◆ Available data ◆
..............................
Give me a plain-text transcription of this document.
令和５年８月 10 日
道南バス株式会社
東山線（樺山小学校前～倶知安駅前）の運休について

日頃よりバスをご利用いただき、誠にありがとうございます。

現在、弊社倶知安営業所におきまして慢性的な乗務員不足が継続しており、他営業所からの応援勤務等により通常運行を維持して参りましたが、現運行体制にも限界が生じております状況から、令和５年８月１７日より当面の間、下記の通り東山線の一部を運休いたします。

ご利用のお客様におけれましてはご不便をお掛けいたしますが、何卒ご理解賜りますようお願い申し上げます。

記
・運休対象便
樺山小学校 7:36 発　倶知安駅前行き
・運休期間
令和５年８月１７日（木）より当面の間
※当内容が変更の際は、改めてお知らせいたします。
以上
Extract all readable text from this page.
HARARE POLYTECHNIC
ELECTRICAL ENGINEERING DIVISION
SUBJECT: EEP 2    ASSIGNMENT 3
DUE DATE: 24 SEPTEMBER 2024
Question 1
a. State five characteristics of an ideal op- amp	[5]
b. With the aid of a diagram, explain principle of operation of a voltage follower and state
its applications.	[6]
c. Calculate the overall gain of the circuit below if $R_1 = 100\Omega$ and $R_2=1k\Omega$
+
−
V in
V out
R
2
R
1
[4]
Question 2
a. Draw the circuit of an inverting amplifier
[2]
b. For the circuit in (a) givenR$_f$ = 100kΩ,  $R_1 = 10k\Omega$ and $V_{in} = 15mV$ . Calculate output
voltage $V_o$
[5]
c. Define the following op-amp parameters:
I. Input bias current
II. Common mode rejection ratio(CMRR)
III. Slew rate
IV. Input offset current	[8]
..............................
From the line holding "Extract all readable text from this page." to the last line of the records, quote each line exactly and add nothing.

Extract all readable text from this page.
HARARE POLYTECHNIC
ELECTRICAL ENGINEERING DIVISION
SUBJECT: EEP 2    ASSIGNMENT 3
DUE DATE: 24 SEPTEMBER 2024
Question 1
a. State five characteristics of an ideal op- amp	[5]
b. With the aid of a diagram, explain principle of operation of a voltage follower and state
its applications.	[6]
c. Calculate the overall gain of the circuit below if $R_1 = 100\Omega$ and $R_2=1k\Omega$
+
−
V in
V out
R
2
R
1
[4]
Question 2
a. Draw the circuit of an inverting amplifier
[2]
b. For the circuit in (a) givenR$_f$ = 100kΩ,  $R_1 = 10k\Omega$ and $V_{in} = 15mV$ . Calculate output
voltage $V_o$
[5]
c. Define the following op-amp parameters:
I. Input bias current
II. Common mode rejection ratio(CMRR)
III. Slew rate
IV. Input offset current	[8]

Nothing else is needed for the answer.